Restate the listing below word for word, omitting any images.

%%

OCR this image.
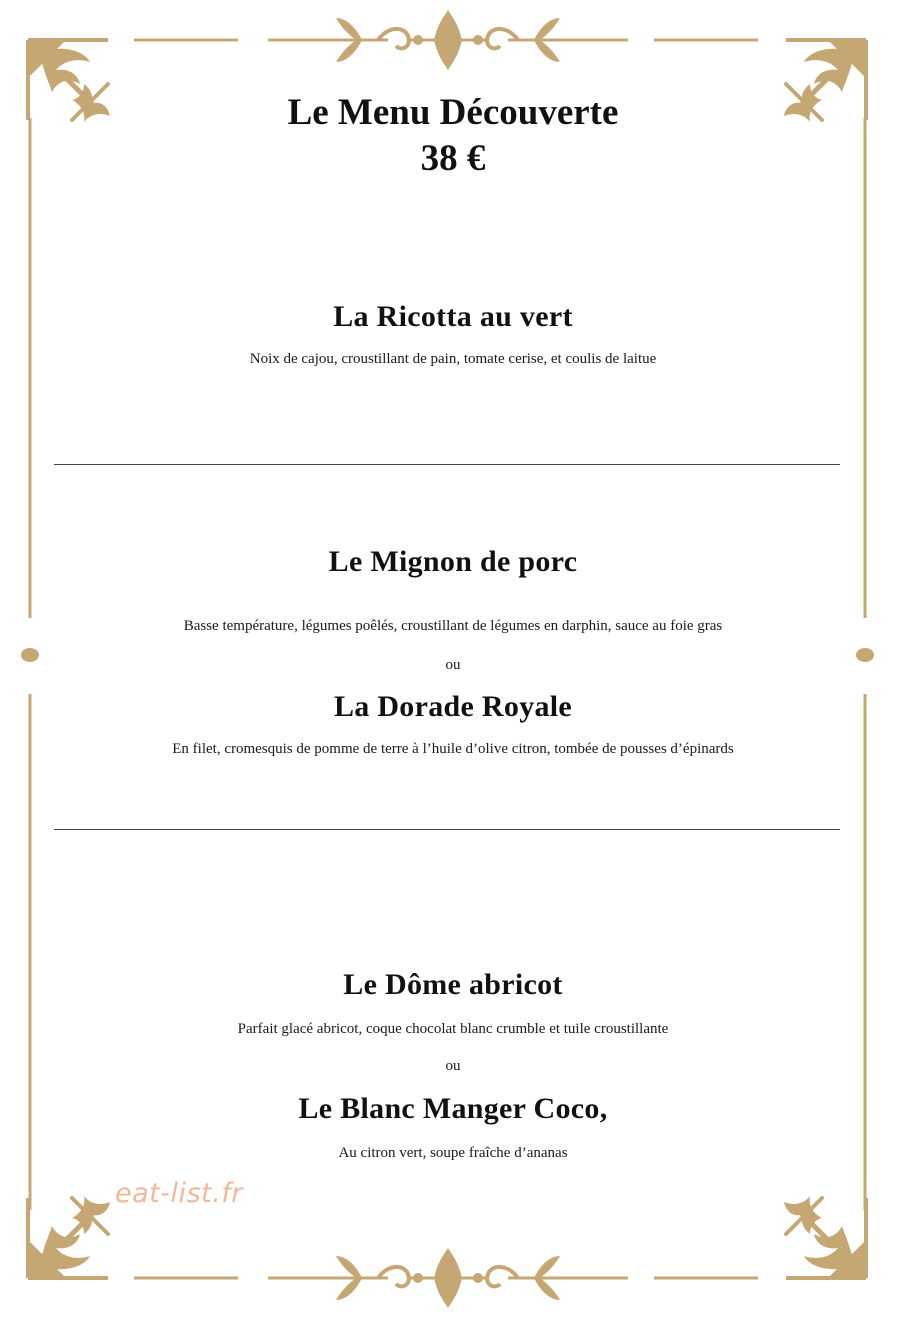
Le Menu Découverte
38 €
La Ricotta au vert

Noix de cajou, croustillant de pain, tomate cerise, et coulis de laitue

Le Mignon de porc

Basse température, légumes poêlés, croustillant de légumes en darphin, sauce au foie gras

ou

La Dorade Royale

En filet, cromesquis de pomme de terre à l’huile d’olive citron, tombée de pousses d’épinards

Le Dôme abricot

Parfait glacé abricot, coque chocolat blanc crumble et tuile croustillante

ou

Le Blanc Manger Coco,

Au citron vert, soupe fraîche d’ananas

eat-list.fr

%%

• _Reply_:
OCR this image.
Le Menu Découverte
38 €
La Ricotta au vert

Noix de cajou, croustillant de pain, tomate cerise, et coulis de laitue

Le Mignon de porc

Basse température, légumes poêlés, croustillant de légumes en darphin, sauce au foie gras

ou

La Dorade Royale

En filet, cromesquis de pomme de terre à l’huile d’olive citron, tombée de pousses d’épinards

Le Dôme abricot

Parfait glacé abricot, coque chocolat blanc crumble et tuile croustillante

ou

Le Blanc Manger Coco,

Au citron vert, soupe fraîche d’ananas

eat-list.fr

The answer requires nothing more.